::: Supplied records :::

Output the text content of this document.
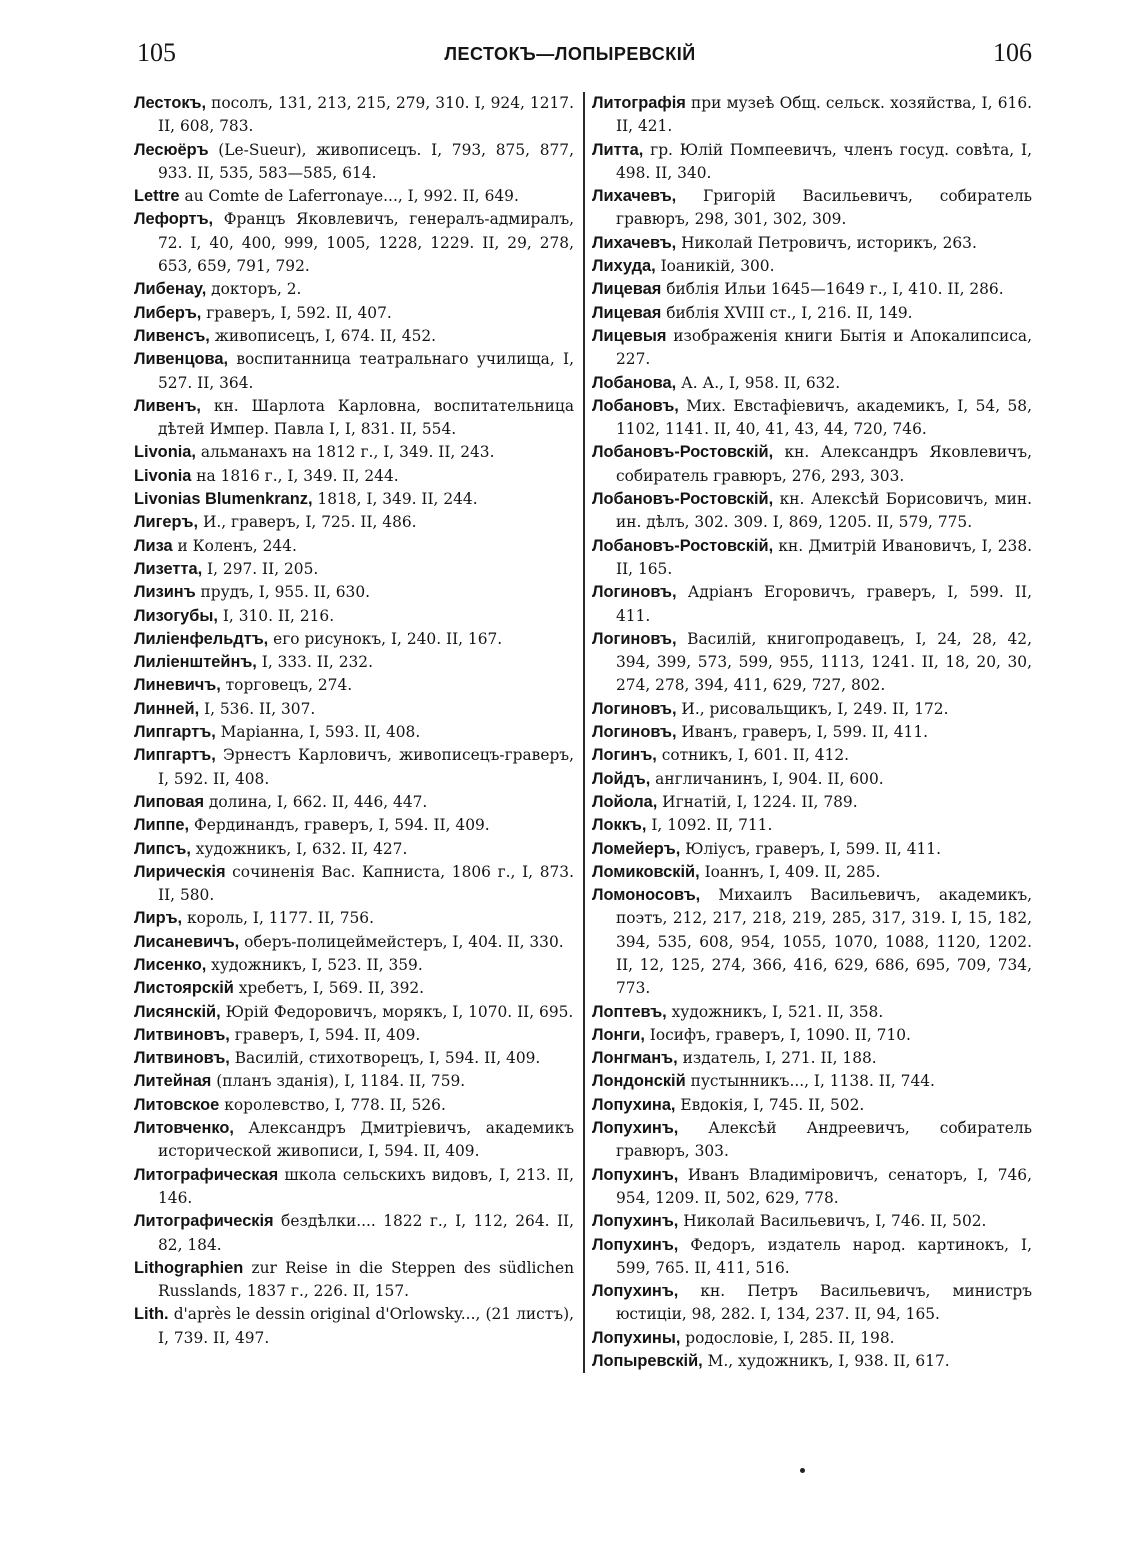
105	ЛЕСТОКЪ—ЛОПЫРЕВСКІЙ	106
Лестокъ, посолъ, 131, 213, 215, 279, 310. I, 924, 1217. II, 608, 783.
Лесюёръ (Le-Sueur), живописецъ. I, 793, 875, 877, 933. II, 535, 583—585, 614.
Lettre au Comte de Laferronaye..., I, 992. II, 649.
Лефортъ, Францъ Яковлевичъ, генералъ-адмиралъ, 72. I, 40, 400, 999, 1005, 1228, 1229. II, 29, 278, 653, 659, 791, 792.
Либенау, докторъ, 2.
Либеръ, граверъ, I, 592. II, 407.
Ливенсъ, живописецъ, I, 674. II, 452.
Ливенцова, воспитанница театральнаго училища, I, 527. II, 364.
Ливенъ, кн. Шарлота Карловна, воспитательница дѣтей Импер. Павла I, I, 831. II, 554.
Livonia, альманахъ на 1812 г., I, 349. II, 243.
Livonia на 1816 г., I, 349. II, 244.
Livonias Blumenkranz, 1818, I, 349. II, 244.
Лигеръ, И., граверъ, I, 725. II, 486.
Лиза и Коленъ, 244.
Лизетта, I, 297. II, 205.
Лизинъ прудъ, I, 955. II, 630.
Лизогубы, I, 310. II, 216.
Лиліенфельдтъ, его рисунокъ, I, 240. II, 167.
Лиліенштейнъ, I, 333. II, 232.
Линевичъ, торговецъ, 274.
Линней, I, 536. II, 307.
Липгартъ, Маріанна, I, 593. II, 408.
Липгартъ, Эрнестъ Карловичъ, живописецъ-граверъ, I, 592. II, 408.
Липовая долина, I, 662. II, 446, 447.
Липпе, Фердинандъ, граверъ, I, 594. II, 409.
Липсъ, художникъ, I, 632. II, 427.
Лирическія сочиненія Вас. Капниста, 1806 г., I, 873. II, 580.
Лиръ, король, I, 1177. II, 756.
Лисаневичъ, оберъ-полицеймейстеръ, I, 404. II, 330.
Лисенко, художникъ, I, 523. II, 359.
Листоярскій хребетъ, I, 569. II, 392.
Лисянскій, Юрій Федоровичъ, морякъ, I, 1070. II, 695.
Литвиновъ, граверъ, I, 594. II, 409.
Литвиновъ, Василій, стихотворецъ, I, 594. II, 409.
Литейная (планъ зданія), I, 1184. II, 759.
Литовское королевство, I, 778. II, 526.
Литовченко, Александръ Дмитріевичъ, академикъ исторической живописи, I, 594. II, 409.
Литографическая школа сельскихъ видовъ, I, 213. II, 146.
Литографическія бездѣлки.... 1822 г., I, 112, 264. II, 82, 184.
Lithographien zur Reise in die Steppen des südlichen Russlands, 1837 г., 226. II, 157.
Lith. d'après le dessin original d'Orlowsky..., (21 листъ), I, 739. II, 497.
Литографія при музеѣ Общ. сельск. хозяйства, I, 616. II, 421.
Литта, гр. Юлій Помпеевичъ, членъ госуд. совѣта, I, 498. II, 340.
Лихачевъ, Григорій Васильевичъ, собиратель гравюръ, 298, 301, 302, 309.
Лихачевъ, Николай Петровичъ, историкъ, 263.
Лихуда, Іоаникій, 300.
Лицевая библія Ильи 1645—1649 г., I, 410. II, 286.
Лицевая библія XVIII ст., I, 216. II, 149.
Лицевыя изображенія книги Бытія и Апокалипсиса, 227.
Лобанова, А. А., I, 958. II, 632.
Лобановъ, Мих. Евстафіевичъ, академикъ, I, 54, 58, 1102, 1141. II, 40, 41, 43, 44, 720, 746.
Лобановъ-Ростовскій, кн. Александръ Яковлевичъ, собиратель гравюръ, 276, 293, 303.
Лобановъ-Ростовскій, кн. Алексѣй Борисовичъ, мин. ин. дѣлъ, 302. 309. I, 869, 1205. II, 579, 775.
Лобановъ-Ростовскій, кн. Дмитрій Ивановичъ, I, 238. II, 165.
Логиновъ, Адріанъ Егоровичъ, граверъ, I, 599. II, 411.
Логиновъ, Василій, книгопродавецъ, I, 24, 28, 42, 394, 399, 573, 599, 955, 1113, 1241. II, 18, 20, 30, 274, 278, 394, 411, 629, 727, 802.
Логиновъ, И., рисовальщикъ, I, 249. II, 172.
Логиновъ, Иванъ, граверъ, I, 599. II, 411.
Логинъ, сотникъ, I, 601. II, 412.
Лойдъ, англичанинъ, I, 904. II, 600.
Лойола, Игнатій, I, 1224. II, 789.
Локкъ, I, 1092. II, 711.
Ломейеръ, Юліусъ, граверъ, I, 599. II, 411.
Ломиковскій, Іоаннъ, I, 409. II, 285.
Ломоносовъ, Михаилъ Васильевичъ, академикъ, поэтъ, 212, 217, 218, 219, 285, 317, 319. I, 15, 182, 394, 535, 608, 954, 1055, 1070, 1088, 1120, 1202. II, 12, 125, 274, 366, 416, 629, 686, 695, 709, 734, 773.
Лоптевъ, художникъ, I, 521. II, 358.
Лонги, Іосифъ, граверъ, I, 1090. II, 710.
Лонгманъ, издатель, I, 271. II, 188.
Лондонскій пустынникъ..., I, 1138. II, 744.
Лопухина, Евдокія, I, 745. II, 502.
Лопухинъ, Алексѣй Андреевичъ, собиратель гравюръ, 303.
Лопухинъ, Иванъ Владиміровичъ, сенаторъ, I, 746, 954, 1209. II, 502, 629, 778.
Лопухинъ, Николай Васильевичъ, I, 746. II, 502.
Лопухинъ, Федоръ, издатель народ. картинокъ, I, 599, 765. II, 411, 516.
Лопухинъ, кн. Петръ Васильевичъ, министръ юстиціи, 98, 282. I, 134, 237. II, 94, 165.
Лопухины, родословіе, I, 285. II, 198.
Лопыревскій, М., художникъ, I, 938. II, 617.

:::

Short problem:
Scan the records above for the string "Александръ", then report every line that contains it.

The response:
Литовченко, Александръ Дмитріевичъ, академикъ исторической живописи, I, 594. II, 409.
Лобановъ-Ростовскій, кн. Александръ Яковлевичъ, собиратель гравюръ, 276, 293, 303.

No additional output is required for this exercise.